Write out every line of the material below as a JSON array of strings, with one string per line and any blank lines omitted.

_Records of coordinate annotations_.
# # #

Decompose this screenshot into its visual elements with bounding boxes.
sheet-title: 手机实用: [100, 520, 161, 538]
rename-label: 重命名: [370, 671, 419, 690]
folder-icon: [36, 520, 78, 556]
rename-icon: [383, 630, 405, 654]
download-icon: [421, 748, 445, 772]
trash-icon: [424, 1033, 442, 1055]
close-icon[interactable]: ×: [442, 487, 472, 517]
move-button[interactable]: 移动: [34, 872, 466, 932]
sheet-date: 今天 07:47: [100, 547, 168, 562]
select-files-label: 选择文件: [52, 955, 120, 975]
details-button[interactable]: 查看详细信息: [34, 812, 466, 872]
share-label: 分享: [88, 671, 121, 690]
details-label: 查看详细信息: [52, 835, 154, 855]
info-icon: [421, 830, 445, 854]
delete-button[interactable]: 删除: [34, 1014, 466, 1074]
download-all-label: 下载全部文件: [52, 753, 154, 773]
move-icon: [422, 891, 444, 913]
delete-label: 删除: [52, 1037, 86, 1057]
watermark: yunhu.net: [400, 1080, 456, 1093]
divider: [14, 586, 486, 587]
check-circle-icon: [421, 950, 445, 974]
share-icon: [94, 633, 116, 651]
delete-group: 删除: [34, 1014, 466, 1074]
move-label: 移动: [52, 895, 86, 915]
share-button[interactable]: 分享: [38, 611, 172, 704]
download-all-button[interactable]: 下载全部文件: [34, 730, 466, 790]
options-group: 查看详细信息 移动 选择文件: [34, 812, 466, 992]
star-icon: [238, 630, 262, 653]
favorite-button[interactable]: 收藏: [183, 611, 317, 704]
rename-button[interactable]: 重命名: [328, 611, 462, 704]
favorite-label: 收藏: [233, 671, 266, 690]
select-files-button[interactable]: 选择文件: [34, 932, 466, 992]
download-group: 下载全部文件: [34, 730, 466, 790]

# # #

_TASK SOLUTION_.
[
  "Decompose this screenshot into its visual elements with bounding boxes.",
  "sheet-title: 手机实用: [100, 520, 161, 538]",
  "rename-label: 重命名: [370, 671, 419, 690]",
  "folder-icon: [36, 520, 78, 556]",
  "rename-icon: [383, 630, 405, 654]",
  "download-icon: [421, 748, 445, 772]",
  "trash-icon: [424, 1033, 442, 1055]",
  "close-icon[interactable]: ×: [442, 487, 472, 517]",
  "move-button[interactable]: 移动: [34, 872, 466, 932]",
  "sheet-date: 今天 07:47: [100, 547, 168, 562]",
  "select-files-label: 选择文件: [52, 955, 120, 975]",
  "details-button[interactable]: 查看详细信息: [34, 812, 466, 872]",
  "share-label: 分享: [88, 671, 121, 690]",
  "details-label: 查看详细信息: [52, 835, 154, 855]",
  "info-icon: [421, 830, 445, 854]",
  "delete-button[interactable]: 删除: [34, 1014, 466, 1074]",
  "download-all-label: 下载全部文件: [52, 753, 154, 773]",
  "move-icon: [422, 891, 444, 913]",
  "delete-label: 删除: [52, 1037, 86, 1057]",
  "watermark: yunhu.net: [400, 1080, 456, 1093]",
  "divider: [14, 586, 486, 587]",
  "check-circle-icon: [421, 950, 445, 974]",
  "share-icon: [94, 633, 116, 651]",
  "delete-group: 删除: [34, 1014, 466, 1074]",
  "move-label: 移动: [52, 895, 86, 915]",
  "share-button[interactable]: 分享: [38, 611, 172, 704]",
  "download-all-button[interactable]: 下载全部文件: [34, 730, 466, 790]",
  "options-group: 查看详细信息 移动 选择文件: [34, 812, 466, 992]",
  "star-icon: [238, 630, 262, 653]",
  "favorite-button[interactable]: 收藏: [183, 611, 317, 704]",
  "rename-button[interactable]: 重命名: [328, 611, 462, 704]",
  "favorite-label: 收藏: [233, 671, 266, 690]",
  "select-files-button[interactable]: 选择文件: [34, 932, 466, 992]",
  "download-group: 下载全部文件: [34, 730, 466, 790]"
]